Records from a data collection
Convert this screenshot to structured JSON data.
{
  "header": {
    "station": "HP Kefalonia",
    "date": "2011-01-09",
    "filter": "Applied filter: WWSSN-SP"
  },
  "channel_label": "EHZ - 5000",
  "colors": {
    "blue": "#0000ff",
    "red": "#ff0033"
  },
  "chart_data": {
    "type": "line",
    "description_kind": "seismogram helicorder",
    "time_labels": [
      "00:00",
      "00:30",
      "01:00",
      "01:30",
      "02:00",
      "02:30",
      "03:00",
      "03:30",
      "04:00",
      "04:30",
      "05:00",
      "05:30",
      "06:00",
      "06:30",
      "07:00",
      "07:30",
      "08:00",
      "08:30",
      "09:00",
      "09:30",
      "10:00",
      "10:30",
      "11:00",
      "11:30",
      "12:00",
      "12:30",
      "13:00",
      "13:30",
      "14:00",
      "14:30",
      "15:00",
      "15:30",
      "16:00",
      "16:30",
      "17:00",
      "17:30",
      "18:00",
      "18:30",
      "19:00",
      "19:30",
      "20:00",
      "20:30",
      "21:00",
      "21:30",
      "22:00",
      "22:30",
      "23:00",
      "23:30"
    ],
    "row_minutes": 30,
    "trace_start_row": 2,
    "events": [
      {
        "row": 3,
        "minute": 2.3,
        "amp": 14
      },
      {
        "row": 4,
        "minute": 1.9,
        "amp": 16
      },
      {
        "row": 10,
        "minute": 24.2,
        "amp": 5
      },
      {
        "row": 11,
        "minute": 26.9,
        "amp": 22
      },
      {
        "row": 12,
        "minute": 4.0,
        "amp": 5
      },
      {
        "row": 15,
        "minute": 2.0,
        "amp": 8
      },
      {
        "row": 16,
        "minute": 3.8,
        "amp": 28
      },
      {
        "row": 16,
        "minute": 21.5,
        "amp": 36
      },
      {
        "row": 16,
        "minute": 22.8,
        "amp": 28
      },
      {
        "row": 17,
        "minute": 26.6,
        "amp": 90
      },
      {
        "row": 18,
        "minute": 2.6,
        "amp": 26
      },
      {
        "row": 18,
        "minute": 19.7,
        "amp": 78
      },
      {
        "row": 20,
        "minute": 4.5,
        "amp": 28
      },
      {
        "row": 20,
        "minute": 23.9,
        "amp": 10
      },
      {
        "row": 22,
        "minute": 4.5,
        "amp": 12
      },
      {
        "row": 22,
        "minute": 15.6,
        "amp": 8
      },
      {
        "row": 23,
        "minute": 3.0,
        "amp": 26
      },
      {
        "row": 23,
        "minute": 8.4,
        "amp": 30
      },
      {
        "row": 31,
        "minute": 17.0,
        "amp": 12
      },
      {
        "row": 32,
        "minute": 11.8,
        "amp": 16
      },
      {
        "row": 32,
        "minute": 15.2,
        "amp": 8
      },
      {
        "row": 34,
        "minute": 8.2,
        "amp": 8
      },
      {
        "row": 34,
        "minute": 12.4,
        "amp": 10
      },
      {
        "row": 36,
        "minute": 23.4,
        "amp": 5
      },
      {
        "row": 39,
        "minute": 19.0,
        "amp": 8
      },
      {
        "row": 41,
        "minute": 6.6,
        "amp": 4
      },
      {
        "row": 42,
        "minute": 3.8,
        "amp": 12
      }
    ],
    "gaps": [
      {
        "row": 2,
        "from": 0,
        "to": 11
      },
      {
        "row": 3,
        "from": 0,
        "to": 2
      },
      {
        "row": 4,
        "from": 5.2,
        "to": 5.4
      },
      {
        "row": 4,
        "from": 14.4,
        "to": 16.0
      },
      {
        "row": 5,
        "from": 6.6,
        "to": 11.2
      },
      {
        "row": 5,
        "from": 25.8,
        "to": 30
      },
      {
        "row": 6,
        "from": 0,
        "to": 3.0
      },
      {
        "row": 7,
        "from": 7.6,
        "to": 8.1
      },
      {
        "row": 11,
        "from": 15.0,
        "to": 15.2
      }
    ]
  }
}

> INSTRUCTIONS TO FOLLOW: All of the material above needs to be copied exactly.

> CORRECT ANSWER:
Convert this screenshot to structured JSON data.
{
  "header": {
    "station": "HP Kefalonia",
    "date": "2011-01-09",
    "filter": "Applied filter: WWSSN-SP"
  },
  "channel_label": "EHZ - 5000",
  "colors": {
    "blue": "#0000ff",
    "red": "#ff0033"
  },
  "chart_data": {
    "type": "line",
    "description_kind": "seismogram helicorder",
    "time_labels": [
      "00:00",
      "00:30",
      "01:00",
      "01:30",
      "02:00",
      "02:30",
      "03:00",
      "03:30",
      "04:00",
      "04:30",
      "05:00",
      "05:30",
      "06:00",
      "06:30",
      "07:00",
      "07:30",
      "08:00",
      "08:30",
      "09:00",
      "09:30",
      "10:00",
      "10:30",
      "11:00",
      "11:30",
      "12:00",
      "12:30",
      "13:00",
      "13:30",
      "14:00",
      "14:30",
      "15:00",
      "15:30",
      "16:00",
      "16:30",
      "17:00",
      "17:30",
      "18:00",
      "18:30",
      "19:00",
      "19:30",
      "20:00",
      "20:30",
      "21:00",
      "21:30",
      "22:00",
      "22:30",
      "23:00",
      "23:30"
    ],
    "row_minutes": 30,
    "trace_start_row": 2,
    "events": [
      {
        "row": 3,
        "minute": 2.3,
        "amp": 14
      },
      {
        "row": 4,
        "minute": 1.9,
        "amp": 16
      },
      {
        "row": 10,
        "minute": 24.2,
        "amp": 5
      },
      {
        "row": 11,
        "minute": 26.9,
        "amp": 22
      },
      {
        "row": 12,
        "minute": 4.0,
        "amp": 5
      },
      {
        "row": 15,
        "minute": 2.0,
        "amp": 8
      },
      {
        "row": 16,
        "minute": 3.8,
        "amp": 28
      },
      {
        "row": 16,
        "minute": 21.5,
        "amp": 36
      },
      {
        "row": 16,
        "minute": 22.8,
        "amp": 28
      },
      {
        "row": 17,
        "minute": 26.6,
        "amp": 90
      },
      {
        "row": 18,
        "minute": 2.6,
        "amp": 26
      },
      {
        "row": 18,
        "minute": 19.7,
        "amp": 78
      },
      {
        "row": 20,
        "minute": 4.5,
        "amp": 28
      },
      {
        "row": 20,
        "minute": 23.9,
        "amp": 10
      },
      {
        "row": 22,
        "minute": 4.5,
        "amp": 12
      },
      {
        "row": 22,
        "minute": 15.6,
        "amp": 8
      },
      {
        "row": 23,
        "minute": 3.0,
        "amp": 26
      },
      {
        "row": 23,
        "minute": 8.4,
        "amp": 30
      },
      {
        "row": 31,
        "minute": 17.0,
        "amp": 12
      },
      {
        "row": 32,
        "minute": 11.8,
        "amp": 16
      },
      {
        "row": 32,
        "minute": 15.2,
        "amp": 8
      },
      {
        "row": 34,
        "minute": 8.2,
        "amp": 8
      },
      {
        "row": 34,
        "minute": 12.4,
        "amp": 10
      },
      {
        "row": 36,
        "minute": 23.4,
        "amp": 5
      },
      {
        "row": 39,
        "minute": 19.0,
        "amp": 8
      },
      {
        "row": 41,
        "minute": 6.6,
        "amp": 4
      },
      {
        "row": 42,
        "minute": 3.8,
        "amp": 12
      }
    ],
    "gaps": [
      {
        "row": 2,
        "from": 0,
        "to": 11
      },
      {
        "row": 3,
        "from": 0,
        "to": 2
      },
      {
        "row": 4,
        "from": 5.2,
        "to": 5.4
      },
      {
        "row": 4,
        "from": 14.4,
        "to": 16.0
      },
      {
        "row": 5,
        "from": 6.6,
        "to": 11.2
      },
      {
        "row": 5,
        "from": 25.8,
        "to": 30
      },
      {
        "row": 6,
        "from": 0,
        "to": 3.0
      },
      {
        "row": 7,
        "from": 7.6,
        "to": 8.1
      },
      {
        "row": 11,
        "from": 15.0,
        "to": 15.2
      }
    ]
  }
}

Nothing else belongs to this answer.